### GOAL OF THE EXERCISE
Pick up the review of Crown of Midnight after its last sentence and keep writing it.

===== ARTICLE

21 December 2013

Crown of Midnight (Review)

Throne of Glass: Crown of Midnight | Sarah. J. Maas
Published by: Bloomsbury Childrens Books, August 15th 2013
Genre: YA, High Fantasy,
Pages: 418
Format: Paperback 
Source: Purchased

Eighteen-year-old Celaena Sardothien is bold, daring and beautiful – the perfect seductress and the greatest assassin her world has ever known. But though she won the King’s contest and became his champion, Celaena has been granted neither her liberty nor the freedom to follow her heart. The slavery of the suffocating salt mines of Endovier that scarred her past is nothing compared to a life bound to her darkest enemy, a king whose rule is so dark and evil it is near impossible to defy. Celaena faces a choice that is tearing her heart to pieces: kill in cold blood for a man she hates, or risk sentencing those she loves to death. Celaena must decide what she will fight for: survival, love or the future of a kingdom. Because an assassin cannot have it all . . . And trying to may just destroy her.

Love or loathe Celaena, she will slice open your heart with her dagger and leave you bleeding long after the last page of the highly anticipated sequel in what is undeniably THE hottest new fantasy series.




Sarah. J. Maas has done it again. (And one day I will be able to correctly type Maas on the first go. Dammit.) Her writing is  c r a z y  good. It's absorbing, compelling, vivid -  and don't even get me started on how well she writes the bad ass fight scenes. It's strange, and rare for me, to be reading and to see a scene so clearly in my head as it plays out. But that is exactly what happens with this book - aaaand it makes it a LOT more intense when the chapters are action-y, almost-getting-killed-y. The amount of times I have thought Celaena was going to die is unreal.

Crown of Midnight was actually terrifying at times. In the dungeon, under the clock tower? I could hardly bear to keep reading!! That was the most scared I have ever been when reading a book, and I do not scare easy at all. Sarah, you have a hidden talent for scaring the crap out of people!

==========
===== DATA ENTRIES

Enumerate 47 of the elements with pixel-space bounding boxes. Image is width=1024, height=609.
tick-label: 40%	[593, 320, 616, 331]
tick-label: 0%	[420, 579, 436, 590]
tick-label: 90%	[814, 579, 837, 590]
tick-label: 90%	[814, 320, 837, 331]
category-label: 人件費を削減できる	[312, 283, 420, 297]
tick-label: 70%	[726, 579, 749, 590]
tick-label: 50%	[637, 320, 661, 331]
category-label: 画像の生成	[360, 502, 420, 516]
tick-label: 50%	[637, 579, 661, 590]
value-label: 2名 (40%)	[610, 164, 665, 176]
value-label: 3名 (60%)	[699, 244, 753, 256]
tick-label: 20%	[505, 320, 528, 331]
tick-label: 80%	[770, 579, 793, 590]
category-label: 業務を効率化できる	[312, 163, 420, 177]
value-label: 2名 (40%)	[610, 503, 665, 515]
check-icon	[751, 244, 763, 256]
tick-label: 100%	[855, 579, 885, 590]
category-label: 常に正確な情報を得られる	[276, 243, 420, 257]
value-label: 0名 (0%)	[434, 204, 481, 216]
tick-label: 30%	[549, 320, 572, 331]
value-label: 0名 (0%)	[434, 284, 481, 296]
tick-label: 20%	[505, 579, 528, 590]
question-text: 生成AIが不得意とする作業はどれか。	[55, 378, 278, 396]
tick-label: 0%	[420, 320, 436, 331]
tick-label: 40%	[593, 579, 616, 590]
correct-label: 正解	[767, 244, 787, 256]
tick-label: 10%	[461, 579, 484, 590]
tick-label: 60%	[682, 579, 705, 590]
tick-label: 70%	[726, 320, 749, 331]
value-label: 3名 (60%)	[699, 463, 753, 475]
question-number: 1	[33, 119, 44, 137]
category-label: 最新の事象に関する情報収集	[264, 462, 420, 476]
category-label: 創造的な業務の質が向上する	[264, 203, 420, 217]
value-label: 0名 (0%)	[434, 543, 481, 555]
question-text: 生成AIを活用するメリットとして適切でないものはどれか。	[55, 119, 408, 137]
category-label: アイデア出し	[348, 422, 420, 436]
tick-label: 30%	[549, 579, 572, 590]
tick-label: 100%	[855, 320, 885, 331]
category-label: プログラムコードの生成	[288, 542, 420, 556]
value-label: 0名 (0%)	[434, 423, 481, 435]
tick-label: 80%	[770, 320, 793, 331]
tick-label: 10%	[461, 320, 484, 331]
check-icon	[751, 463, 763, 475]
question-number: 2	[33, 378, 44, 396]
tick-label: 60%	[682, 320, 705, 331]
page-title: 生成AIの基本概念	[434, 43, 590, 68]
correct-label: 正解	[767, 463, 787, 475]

==========

### EXERCISE RESULT
I usually have some sort of structure to my reviews but with this - nope! You just get rambling. It is so. good. though. Celaena is tough without being masculine, she's feminine without being vapid, she's quite frankly everything I have ever wanted in a heroine. 

I can only *heart eyes* to everything in this book. I love it so much!! *cries and grabby hands for book three*

My only complaint about this book is not a complaint about the book at all. The foil on the title came off again, like it did with Throne of Glass. Crown of Midnight on mine actually just says Rown of Idnight, because it rubbed away in the course of me reading it (and I am not heavy handed at all, nor do I have long scratch-your-eyes-out nails.) It's really strange, since I've never had foil do this before, only with these books. Alas, it adds to the charm.

((I just found out this is a SIX BOOK SERIES. I thought it was a trilogy. Thank the Gods, thank the Wyrd, thank anyone who will listen. I am so happy. I am in no way ready to say goodbye to these morons next book. Whew!))

 Characters ★★
Setting/world building ★★★
Writing Style ★★★


psssstt...



psssssssssssssst


look at this pretty cover





also buy me it :|


There should be a new short story called The Assassin and The Fangirl. It will just be me fawning over Celaena and her silently glaring/plotting my death. 

"Celaena, you're so pretty, how do you do your hair?" 

"Celaena your knives are so deadly and gosh! the way you wield them is beautiful. I'd love you to teach me how to use them." 

"Celaena why are you - what are you doing with that knife?"

...

I die in the end.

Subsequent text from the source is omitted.